*Chart and figure data*
────────────────────

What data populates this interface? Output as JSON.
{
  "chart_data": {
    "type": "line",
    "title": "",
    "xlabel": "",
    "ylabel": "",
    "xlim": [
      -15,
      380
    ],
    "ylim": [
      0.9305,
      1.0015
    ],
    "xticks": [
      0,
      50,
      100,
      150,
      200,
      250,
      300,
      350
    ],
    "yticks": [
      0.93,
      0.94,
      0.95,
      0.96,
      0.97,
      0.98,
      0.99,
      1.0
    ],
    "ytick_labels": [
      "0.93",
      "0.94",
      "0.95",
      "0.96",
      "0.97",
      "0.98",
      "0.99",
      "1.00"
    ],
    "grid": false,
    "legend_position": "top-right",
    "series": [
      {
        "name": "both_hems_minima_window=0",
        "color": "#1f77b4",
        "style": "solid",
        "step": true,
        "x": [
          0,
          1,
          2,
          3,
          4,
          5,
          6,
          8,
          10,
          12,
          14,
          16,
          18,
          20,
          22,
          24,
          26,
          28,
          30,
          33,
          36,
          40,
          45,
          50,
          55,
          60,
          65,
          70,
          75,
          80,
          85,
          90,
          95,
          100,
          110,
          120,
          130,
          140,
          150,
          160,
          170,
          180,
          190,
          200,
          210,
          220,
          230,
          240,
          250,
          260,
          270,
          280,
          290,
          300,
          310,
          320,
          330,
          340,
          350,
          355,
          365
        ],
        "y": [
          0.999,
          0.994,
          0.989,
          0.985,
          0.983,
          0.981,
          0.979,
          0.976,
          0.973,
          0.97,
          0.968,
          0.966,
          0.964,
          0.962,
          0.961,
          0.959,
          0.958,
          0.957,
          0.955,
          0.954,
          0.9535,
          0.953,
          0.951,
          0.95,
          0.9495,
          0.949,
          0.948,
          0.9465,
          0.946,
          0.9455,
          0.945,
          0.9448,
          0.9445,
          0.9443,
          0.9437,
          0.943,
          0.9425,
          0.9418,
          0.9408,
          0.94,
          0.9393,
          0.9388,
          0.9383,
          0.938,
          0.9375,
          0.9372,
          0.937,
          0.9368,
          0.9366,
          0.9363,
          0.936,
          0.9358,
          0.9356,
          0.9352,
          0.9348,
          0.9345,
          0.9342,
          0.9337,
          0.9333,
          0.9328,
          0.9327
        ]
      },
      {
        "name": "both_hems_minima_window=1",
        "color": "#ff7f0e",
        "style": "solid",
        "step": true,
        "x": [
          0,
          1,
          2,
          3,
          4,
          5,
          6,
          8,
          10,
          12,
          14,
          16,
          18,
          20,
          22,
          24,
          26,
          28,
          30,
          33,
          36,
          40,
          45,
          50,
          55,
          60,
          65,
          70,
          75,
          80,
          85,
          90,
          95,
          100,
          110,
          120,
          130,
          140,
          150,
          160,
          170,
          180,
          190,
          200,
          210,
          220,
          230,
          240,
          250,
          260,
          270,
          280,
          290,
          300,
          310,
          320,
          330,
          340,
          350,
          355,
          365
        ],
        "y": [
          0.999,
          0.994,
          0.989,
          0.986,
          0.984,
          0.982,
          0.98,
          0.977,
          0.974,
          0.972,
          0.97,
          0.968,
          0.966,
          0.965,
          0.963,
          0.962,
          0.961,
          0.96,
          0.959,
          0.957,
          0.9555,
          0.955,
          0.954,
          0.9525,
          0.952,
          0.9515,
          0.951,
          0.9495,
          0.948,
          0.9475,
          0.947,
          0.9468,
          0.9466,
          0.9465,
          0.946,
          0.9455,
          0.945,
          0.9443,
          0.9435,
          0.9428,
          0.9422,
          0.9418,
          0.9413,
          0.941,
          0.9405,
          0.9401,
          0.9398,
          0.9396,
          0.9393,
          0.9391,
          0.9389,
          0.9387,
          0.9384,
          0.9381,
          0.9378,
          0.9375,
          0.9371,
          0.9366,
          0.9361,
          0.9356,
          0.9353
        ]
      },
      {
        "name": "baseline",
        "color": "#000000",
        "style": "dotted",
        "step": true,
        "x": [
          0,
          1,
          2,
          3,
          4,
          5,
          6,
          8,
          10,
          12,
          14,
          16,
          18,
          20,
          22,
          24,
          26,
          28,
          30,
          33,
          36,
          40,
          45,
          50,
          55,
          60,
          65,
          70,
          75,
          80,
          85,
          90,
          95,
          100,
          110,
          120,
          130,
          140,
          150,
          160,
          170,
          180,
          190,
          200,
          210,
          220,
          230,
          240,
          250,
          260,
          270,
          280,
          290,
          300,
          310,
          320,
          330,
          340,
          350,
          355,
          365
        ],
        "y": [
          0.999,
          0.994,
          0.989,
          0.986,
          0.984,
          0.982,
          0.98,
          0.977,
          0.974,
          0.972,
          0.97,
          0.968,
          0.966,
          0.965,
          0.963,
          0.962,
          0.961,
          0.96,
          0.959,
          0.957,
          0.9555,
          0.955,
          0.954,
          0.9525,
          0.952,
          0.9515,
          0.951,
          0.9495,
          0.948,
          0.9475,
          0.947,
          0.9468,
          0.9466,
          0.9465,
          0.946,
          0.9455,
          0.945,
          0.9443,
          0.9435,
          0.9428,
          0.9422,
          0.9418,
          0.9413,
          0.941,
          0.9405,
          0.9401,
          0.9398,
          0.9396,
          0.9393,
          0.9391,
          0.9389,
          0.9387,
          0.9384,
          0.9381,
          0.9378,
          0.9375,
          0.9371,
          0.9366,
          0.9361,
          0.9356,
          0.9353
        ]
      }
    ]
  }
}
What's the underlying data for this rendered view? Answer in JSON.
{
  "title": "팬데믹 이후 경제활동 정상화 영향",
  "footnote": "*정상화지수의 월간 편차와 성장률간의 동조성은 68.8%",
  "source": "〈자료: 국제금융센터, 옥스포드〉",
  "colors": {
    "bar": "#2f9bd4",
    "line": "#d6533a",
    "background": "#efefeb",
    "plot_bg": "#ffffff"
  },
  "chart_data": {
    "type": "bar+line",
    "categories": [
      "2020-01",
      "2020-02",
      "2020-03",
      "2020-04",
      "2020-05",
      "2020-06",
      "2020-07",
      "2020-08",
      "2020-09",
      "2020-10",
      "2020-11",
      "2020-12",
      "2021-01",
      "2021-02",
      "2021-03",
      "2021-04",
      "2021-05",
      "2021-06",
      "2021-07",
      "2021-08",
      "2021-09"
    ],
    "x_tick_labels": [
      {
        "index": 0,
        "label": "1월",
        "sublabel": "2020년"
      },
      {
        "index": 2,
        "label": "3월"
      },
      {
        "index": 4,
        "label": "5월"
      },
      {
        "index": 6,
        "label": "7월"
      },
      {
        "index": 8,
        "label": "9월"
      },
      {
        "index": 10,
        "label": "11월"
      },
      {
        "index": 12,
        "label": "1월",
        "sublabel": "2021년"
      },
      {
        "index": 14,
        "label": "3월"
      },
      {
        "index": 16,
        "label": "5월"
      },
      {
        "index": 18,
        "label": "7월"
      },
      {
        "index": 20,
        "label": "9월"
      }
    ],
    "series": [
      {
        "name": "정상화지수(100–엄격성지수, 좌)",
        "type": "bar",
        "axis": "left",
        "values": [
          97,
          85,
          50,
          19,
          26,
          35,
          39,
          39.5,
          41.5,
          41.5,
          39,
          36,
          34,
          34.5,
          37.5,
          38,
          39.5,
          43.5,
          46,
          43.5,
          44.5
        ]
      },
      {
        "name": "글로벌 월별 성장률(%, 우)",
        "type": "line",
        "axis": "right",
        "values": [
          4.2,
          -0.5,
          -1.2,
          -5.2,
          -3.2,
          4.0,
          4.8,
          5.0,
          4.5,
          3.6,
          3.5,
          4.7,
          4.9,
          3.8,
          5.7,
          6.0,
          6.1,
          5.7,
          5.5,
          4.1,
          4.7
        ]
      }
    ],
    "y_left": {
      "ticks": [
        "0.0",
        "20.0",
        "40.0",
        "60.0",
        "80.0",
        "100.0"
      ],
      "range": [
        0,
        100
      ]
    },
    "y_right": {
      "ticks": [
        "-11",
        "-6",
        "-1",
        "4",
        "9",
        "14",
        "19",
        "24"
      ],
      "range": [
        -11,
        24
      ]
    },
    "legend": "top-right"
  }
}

────────────────────

*Work required*
What is the number of lines above that contain the string "name"? Answer with the number alone.

*Reply to the task*
5